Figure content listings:
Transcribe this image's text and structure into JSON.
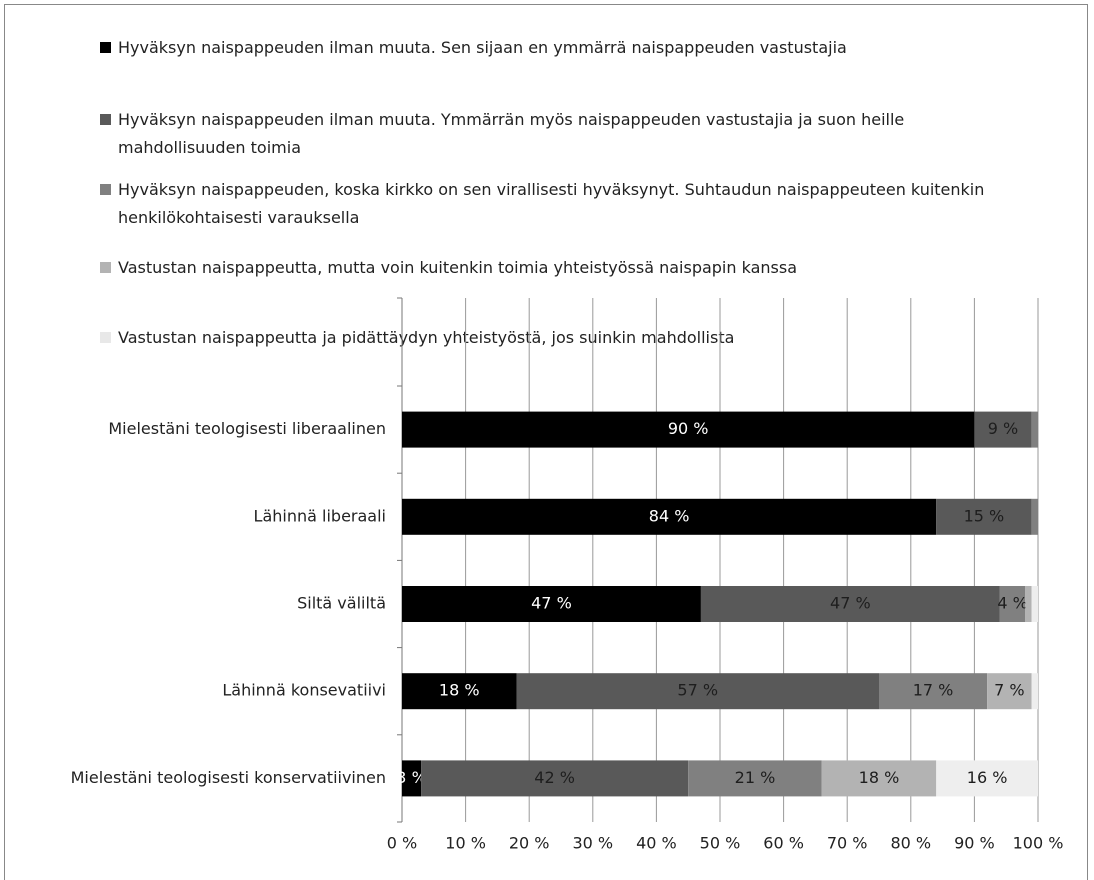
{
  "chart_data": {
    "type": "stacked_bar_horizontal",
    "categories": [
      "Mielestäni teologisesti liberaalinen",
      "Lähinnä liberaali",
      "Siltä väliltä",
      "Lähinnä konsevatiivi",
      "Mielestäni teologisesti konservatiivinen"
    ],
    "series": [
      {
        "name": "Hyväksyn naispappeuden ilman muuta. Sen sijaan en ymmärrä naispappeuden vastustajia",
        "color": "#000000",
        "label_color": "#ffffff",
        "values": [
          90,
          84,
          47,
          18,
          3
        ],
        "value_labels": [
          "90 %",
          "84 %",
          "47 %",
          "18 %",
          "3 %"
        ]
      },
      {
        "name": "Hyväksyn naispappeuden ilman muuta. Ymmärrän myös naispappeuden vastustajia ja suon heille mahdollisuuden toimia",
        "color": "#595959",
        "label_color": "#1e1e1e",
        "values": [
          9,
          15,
          47,
          57,
          42
        ],
        "value_labels": [
          "9 %",
          "15 %",
          "47 %",
          "57 %",
          "42 %"
        ]
      },
      {
        "name": "Hyväksyn naispappeuden, koska kirkko on sen virallisesti hyväksynyt. Suhtaudun naispappeuteen kuitenkin henkilökohtaisesti varauksella",
        "color": "#808080",
        "label_color": "#1e1e1e",
        "values": [
          1,
          1,
          4,
          17,
          21
        ],
        "value_labels": [
          null,
          null,
          "4 %",
          "17 %",
          "21 %"
        ]
      },
      {
        "name": "Vastustan naispappeutta, mutta voin kuitenkin toimia yhteistyössä naispapin kanssa",
        "color": "#b3b3b3",
        "label_color": "#1e1e1e",
        "values": [
          0,
          0,
          1,
          7,
          18
        ],
        "value_labels": [
          null,
          null,
          null,
          "7 %",
          "18 %"
        ]
      },
      {
        "name": "Vastustan naispappeutta ja pidättäydyn yhteistyöstä, jos suinkin mahdollista",
        "color": "#eeeeee",
        "label_color": "#1e1e1e",
        "values": [
          0,
          0,
          1,
          1,
          16
        ],
        "value_labels": [
          null,
          null,
          null,
          null,
          "16 %"
        ]
      }
    ],
    "xlim": [
      0,
      100
    ],
    "xticks": [
      {
        "value": 0,
        "label": "0 %"
      },
      {
        "value": 10,
        "label": "10 %"
      },
      {
        "value": 20,
        "label": "20 %"
      },
      {
        "value": 30,
        "label": "30 %"
      },
      {
        "value": 40,
        "label": "40 %"
      },
      {
        "value": 50,
        "label": "50 %"
      },
      {
        "value": 60,
        "label": "60 %"
      },
      {
        "value": 70,
        "label": "70 %"
      },
      {
        "value": 80,
        "label": "80 %"
      },
      {
        "value": 90,
        "label": "90 %"
      },
      {
        "value": 100,
        "label": "100 %"
      }
    ],
    "grid": true,
    "legend": "top"
  }
}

# What needs to be done:
Say how many lines in the data hold the string "teologisesti". No other content should accompany the number.

# Answer to this task:
2